• Data to use
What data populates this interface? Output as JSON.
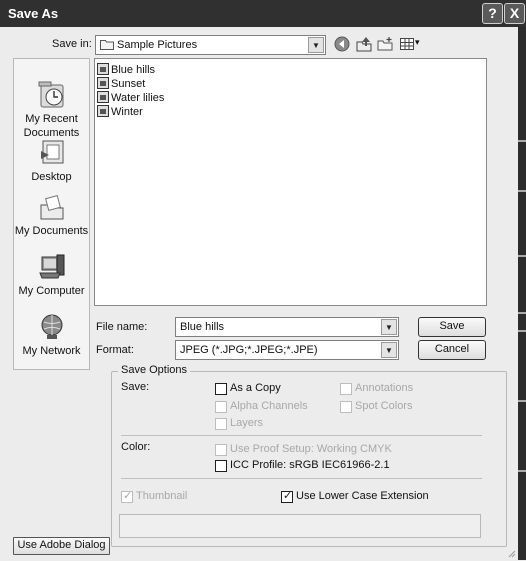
{
  "window": {
    "title": "Save As"
  },
  "title_buttons": {
    "help": "?",
    "close": "X"
  },
  "save_in": {
    "label": "Save in:",
    "value": "Sample Pictures"
  },
  "toolbar": {
    "view_menu_arrow": "▾"
  },
  "places": [
    {
      "label_line1": "My Recent",
      "label_line2": "Documents",
      "icon": "recent-documents-icon"
    },
    {
      "label_line1": "Desktop",
      "label_line2": "",
      "icon": "desktop-icon"
    },
    {
      "label_line1": "My Documents",
      "label_line2": "",
      "icon": "my-documents-icon"
    },
    {
      "label_line1": "My Computer",
      "label_line2": "",
      "icon": "my-computer-icon"
    },
    {
      "label_line1": "My Network",
      "label_line2": "",
      "icon": "my-network-icon"
    }
  ],
  "files": [
    "Blue hills",
    "Sunset",
    "Water lilies",
    "Winter"
  ],
  "file_name": {
    "label": "File name:",
    "value": "Blue hills"
  },
  "format": {
    "label": "Format:",
    "value": "JPEG (*.JPG;*.JPEG;*.JPE)"
  },
  "buttons": {
    "save": "Save",
    "cancel": "Cancel",
    "use_adobe_dialog": "Use Adobe Dialog"
  },
  "save_options": {
    "title": "Save Options",
    "save_label": "Save:",
    "as_a_copy": "As a Copy",
    "annotations": "Annotations",
    "alpha_channels": "Alpha Channels",
    "spot_colors": "Spot Colors",
    "layers": "Layers",
    "color_label": "Color:",
    "use_proof_setup": "Use Proof Setup:  Working CMYK",
    "icc_profile": "ICC Profile:  sRGB IEC61966-2.1",
    "thumbnail": "Thumbnail",
    "lower_case_extension": "Use Lower Case Extension"
  }
}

• Directive
Copy each line from the data above that includes "icon".

• Solution to this task
      "icon": "recent-documents-icon"
      "icon": "desktop-icon"
      "icon": "my-documents-icon"
      "icon": "my-computer-icon"
      "icon": "my-network-icon"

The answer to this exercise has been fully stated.